:: SET TASK ::
Return each entry exactly, omitting nothing.

:: DATA SUPPLIED ::
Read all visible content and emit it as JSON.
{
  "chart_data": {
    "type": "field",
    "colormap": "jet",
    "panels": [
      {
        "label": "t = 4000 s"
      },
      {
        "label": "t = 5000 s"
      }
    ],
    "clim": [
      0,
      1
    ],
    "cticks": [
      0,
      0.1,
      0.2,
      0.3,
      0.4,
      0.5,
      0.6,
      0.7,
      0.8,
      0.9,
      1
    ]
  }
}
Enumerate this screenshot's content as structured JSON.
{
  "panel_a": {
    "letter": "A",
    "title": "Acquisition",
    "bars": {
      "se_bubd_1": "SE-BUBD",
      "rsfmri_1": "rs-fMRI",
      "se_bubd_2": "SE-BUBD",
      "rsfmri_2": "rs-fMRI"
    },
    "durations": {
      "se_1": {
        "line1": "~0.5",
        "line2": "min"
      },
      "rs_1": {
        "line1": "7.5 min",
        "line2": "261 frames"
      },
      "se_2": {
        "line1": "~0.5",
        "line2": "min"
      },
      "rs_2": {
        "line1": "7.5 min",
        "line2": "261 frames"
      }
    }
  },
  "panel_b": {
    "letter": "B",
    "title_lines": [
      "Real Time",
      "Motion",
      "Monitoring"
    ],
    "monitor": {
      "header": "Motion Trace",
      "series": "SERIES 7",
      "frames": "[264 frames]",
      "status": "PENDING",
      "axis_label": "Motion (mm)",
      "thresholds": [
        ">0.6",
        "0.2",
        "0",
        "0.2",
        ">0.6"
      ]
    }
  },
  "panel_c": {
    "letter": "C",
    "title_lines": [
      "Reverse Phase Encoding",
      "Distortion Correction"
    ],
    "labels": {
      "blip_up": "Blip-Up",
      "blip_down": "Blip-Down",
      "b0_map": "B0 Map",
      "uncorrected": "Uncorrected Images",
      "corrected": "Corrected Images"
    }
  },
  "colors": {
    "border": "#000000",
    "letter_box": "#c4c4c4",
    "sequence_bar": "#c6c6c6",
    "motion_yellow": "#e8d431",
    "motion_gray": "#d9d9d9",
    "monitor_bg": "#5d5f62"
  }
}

:: SOLUTION ::
Read all visible content and emit it as JSON.
{
  "chart_data": {
    "type": "field",
    "colormap": "jet",
    "panels": [
      {
        "label": "t = 4000 s"
      },
      {
        "label": "t = 5000 s"
      }
    ],
    "clim": [
      0,
      1
    ],
    "cticks": [
      0,
      0.1,
      0.2,
      0.3,
      0.4,
      0.5,
      0.6,
      0.7,
      0.8,
      0.9,
      1
    ]
  }
}
Enumerate this screenshot's content as structured JSON.
{
  "panel_a": {
    "letter": "A",
    "title": "Acquisition",
    "bars": {
      "se_bubd_1": "SE-BUBD",
      "rsfmri_1": "rs-fMRI",
      "se_bubd_2": "SE-BUBD",
      "rsfmri_2": "rs-fMRI"
    },
    "durations": {
      "se_1": {
        "line1": "~0.5",
        "line2": "min"
      },
      "rs_1": {
        "line1": "7.5 min",
        "line2": "261 frames"
      },
      "se_2": {
        "line1": "~0.5",
        "line2": "min"
      },
      "rs_2": {
        "line1": "7.5 min",
        "line2": "261 frames"
      }
    }
  },
  "panel_b": {
    "letter": "B",
    "title_lines": [
      "Real Time",
      "Motion",
      "Monitoring"
    ],
    "monitor": {
      "header": "Motion Trace",
      "series": "SERIES 7",
      "frames": "[264 frames]",
      "status": "PENDING",
      "axis_label": "Motion (mm)",
      "thresholds": [
        ">0.6",
        "0.2",
        "0",
        "0.2",
        ">0.6"
      ]
    }
  },
  "panel_c": {
    "letter": "C",
    "title_lines": [
      "Reverse Phase Encoding",
      "Distortion Correction"
    ],
    "labels": {
      "blip_up": "Blip-Up",
      "blip_down": "Blip-Down",
      "b0_map": "B0 Map",
      "uncorrected": "Uncorrected Images",
      "corrected": "Corrected Images"
    }
  },
  "colors": {
    "border": "#000000",
    "letter_box": "#c4c4c4",
    "sequence_bar": "#c6c6c6",
    "motion_yellow": "#e8d431",
    "motion_gray": "#d9d9d9",
    "monitor_bg": "#5d5f62"
  }
}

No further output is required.